◆ Goal of the exercise:
Print the complete set of entries exactly.

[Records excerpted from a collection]
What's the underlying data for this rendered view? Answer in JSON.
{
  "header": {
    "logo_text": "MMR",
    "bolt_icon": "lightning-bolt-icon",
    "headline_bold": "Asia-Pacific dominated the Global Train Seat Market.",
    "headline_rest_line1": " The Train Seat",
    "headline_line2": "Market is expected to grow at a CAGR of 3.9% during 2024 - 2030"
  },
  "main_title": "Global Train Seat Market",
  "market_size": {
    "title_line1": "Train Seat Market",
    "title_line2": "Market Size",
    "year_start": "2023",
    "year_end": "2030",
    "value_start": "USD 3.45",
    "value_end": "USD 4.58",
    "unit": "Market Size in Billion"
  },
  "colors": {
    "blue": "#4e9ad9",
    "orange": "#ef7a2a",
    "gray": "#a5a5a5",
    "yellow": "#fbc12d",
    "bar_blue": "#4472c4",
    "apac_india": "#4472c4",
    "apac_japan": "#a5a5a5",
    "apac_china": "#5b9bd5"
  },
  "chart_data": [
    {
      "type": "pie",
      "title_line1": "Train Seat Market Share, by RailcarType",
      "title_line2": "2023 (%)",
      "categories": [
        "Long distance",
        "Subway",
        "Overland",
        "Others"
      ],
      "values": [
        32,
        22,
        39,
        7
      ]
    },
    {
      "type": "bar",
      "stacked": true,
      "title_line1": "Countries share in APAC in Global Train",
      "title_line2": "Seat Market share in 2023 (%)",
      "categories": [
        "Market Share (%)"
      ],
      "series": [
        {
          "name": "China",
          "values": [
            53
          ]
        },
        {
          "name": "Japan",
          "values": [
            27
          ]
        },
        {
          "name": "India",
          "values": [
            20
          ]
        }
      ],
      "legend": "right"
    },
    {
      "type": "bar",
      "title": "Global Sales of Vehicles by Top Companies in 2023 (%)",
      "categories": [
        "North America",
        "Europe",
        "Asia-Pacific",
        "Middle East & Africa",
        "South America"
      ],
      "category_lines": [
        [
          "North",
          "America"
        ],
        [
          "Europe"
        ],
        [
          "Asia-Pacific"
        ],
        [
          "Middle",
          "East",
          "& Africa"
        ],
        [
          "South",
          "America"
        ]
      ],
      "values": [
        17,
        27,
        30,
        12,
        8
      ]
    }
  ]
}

◆ Task response:
What's the underlying data for this rendered view? Answer in JSON.
{
  "header": {
    "logo_text": "MMR",
    "bolt_icon": "lightning-bolt-icon",
    "headline_bold": "Asia-Pacific dominated the Global Train Seat Market.",
    "headline_rest_line1": " The Train Seat",
    "headline_line2": "Market is expected to grow at a CAGR of 3.9% during 2024 - 2030"
  },
  "main_title": "Global Train Seat Market",
  "market_size": {
    "title_line1": "Train Seat Market",
    "title_line2": "Market Size",
    "year_start": "2023",
    "year_end": "2030",
    "value_start": "USD 3.45",
    "value_end": "USD 4.58",
    "unit": "Market Size in Billion"
  },
  "colors": {
    "blue": "#4e9ad9",
    "orange": "#ef7a2a",
    "gray": "#a5a5a5",
    "yellow": "#fbc12d",
    "bar_blue": "#4472c4",
    "apac_india": "#4472c4",
    "apac_japan": "#a5a5a5",
    "apac_china": "#5b9bd5"
  },
  "chart_data": [
    {
      "type": "pie",
      "title_line1": "Train Seat Market Share, by RailcarType",
      "title_line2": "2023 (%)",
      "categories": [
        "Long distance",
        "Subway",
        "Overland",
        "Others"
      ],
      "values": [
        32,
        22,
        39,
        7
      ]
    },
    {
      "type": "bar",
      "stacked": true,
      "title_line1": "Countries share in APAC in Global Train",
      "title_line2": "Seat Market share in 2023 (%)",
      "categories": [
        "Market Share (%)"
      ],
      "series": [
        {
          "name": "China",
          "values": [
            53
          ]
        },
        {
          "name": "Japan",
          "values": [
            27
          ]
        },
        {
          "name": "India",
          "values": [
            20
          ]
        }
      ],
      "legend": "right"
    },
    {
      "type": "bar",
      "title": "Global Sales of Vehicles by Top Companies in 2023 (%)",
      "categories": [
        "North America",
        "Europe",
        "Asia-Pacific",
        "Middle East & Africa",
        "South America"
      ],
      "category_lines": [
        [
          "North",
          "America"
        ],
        [
          "Europe"
        ],
        [
          "Asia-Pacific"
        ],
        [
          "Middle",
          "East",
          "& Africa"
        ],
        [
          "South",
          "America"
        ]
      ],
      "values": [
        17,
        27,
        30,
        12,
        8
      ]
    }
  ]
}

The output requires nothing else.